Check every line below for the string "Özgür", and copy the lines that contain it.
[START]
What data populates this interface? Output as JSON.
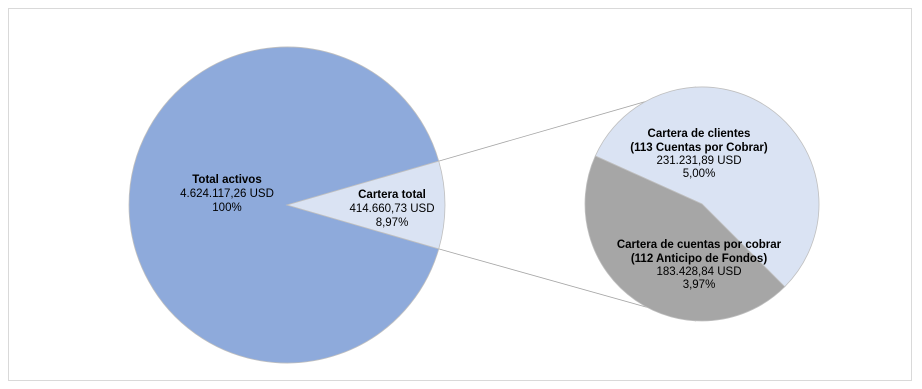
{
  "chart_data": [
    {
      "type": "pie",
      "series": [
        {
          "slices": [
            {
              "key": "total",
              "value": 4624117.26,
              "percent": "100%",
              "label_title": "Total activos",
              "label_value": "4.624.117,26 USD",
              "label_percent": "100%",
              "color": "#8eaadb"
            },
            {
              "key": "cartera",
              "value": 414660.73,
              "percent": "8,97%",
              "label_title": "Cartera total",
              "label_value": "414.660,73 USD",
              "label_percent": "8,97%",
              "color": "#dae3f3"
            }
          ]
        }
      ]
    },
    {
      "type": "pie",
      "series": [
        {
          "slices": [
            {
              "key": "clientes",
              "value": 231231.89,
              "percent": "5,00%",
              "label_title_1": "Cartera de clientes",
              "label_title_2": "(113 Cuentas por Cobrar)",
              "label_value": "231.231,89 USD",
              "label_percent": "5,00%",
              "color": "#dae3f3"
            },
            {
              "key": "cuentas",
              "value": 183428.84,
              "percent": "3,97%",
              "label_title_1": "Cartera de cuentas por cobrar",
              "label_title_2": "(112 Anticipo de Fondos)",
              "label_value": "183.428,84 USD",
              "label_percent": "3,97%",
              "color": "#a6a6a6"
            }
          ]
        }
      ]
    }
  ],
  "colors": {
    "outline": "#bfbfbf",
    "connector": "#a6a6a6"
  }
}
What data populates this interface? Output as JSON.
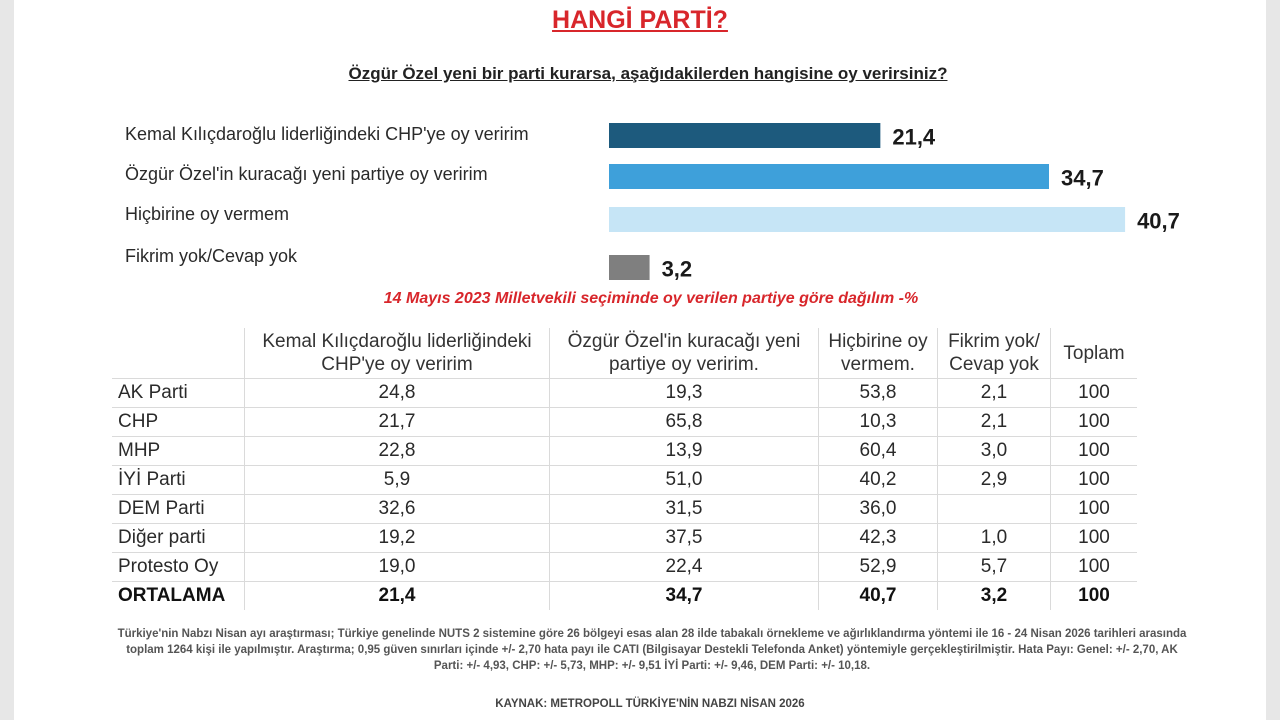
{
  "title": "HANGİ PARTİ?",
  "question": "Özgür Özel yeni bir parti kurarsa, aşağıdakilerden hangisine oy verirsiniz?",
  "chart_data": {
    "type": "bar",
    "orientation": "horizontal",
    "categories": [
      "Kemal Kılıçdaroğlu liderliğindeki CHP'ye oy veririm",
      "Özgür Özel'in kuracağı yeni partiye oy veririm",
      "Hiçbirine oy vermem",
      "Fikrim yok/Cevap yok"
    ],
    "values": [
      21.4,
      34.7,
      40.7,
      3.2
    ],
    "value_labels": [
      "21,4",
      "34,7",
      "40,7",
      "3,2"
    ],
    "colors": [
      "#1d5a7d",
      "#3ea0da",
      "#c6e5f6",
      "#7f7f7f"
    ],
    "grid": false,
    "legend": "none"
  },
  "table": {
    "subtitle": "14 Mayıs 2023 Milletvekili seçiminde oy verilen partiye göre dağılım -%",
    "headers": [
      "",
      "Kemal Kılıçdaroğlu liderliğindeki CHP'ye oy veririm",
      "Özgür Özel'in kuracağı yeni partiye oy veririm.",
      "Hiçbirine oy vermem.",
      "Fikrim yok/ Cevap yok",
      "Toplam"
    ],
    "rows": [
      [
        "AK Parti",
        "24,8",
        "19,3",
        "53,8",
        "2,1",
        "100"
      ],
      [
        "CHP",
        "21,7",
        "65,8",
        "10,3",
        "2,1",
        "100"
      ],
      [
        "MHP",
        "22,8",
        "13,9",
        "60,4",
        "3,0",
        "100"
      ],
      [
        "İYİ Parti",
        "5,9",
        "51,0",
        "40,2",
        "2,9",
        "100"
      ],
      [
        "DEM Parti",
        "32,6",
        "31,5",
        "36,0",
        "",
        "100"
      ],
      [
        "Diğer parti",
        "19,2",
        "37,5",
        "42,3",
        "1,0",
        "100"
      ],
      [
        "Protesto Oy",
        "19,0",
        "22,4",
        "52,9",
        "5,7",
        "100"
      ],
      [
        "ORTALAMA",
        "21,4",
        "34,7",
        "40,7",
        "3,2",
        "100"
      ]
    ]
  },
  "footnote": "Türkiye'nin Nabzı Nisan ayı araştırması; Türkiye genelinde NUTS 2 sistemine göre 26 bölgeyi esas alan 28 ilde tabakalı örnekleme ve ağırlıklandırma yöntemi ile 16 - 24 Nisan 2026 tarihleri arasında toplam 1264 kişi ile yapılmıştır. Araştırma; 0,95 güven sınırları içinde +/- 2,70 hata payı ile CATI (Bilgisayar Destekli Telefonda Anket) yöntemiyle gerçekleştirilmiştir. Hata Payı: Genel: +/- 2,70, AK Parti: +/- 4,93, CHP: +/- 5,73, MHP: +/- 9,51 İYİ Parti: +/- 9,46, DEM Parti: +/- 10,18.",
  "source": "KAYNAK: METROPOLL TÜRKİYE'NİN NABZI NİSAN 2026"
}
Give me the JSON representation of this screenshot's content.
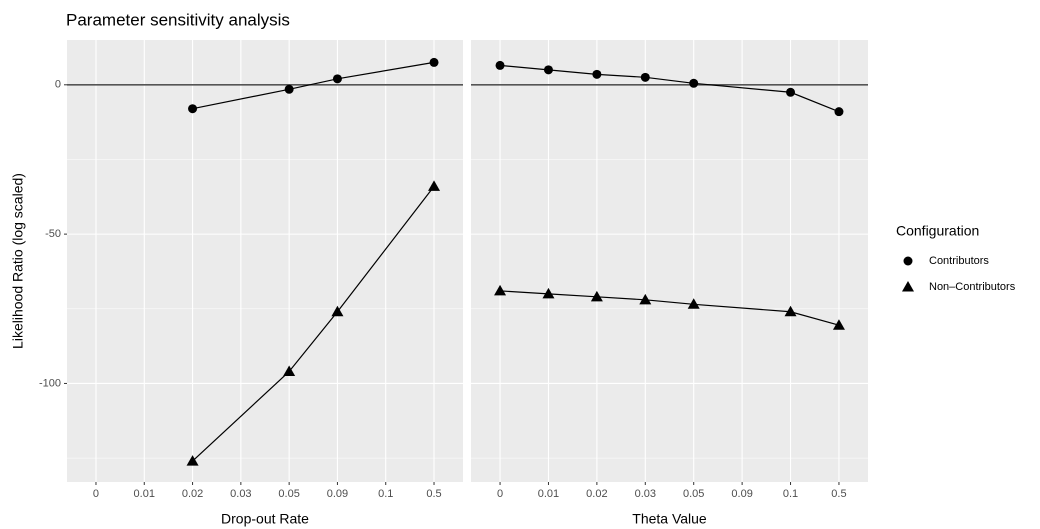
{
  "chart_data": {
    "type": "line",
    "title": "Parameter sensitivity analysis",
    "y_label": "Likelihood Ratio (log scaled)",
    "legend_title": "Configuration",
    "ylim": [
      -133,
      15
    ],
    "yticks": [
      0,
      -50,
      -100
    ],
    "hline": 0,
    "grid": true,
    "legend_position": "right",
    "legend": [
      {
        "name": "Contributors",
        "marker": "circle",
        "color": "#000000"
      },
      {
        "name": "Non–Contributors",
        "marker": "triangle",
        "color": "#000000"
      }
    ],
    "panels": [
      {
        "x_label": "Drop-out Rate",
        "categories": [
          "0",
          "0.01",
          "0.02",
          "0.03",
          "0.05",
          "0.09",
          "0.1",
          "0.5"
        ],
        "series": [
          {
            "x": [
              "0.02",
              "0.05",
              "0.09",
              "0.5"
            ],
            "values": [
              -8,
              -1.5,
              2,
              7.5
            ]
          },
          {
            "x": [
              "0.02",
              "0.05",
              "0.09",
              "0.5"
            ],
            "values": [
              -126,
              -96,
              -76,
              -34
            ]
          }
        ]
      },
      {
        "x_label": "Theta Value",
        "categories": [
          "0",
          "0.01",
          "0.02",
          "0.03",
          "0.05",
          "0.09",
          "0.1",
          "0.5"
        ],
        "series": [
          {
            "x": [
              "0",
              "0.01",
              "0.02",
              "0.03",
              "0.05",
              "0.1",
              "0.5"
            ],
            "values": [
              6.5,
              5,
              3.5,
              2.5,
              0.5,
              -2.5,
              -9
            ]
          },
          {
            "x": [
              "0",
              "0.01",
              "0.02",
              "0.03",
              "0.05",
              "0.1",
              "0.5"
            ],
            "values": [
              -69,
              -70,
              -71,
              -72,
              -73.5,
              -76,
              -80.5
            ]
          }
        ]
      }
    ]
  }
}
[END]
-- Answer for the task --
  "question": "Özgür Özel yeni bir parti kurarsa, aşağıdakilerden hangisine oy verirsiniz?",
      "Özgür Özel'in kuracağı yeni partiye oy veririm",
      "Özgür Özel'in kuracağı yeni partiye oy veririm.",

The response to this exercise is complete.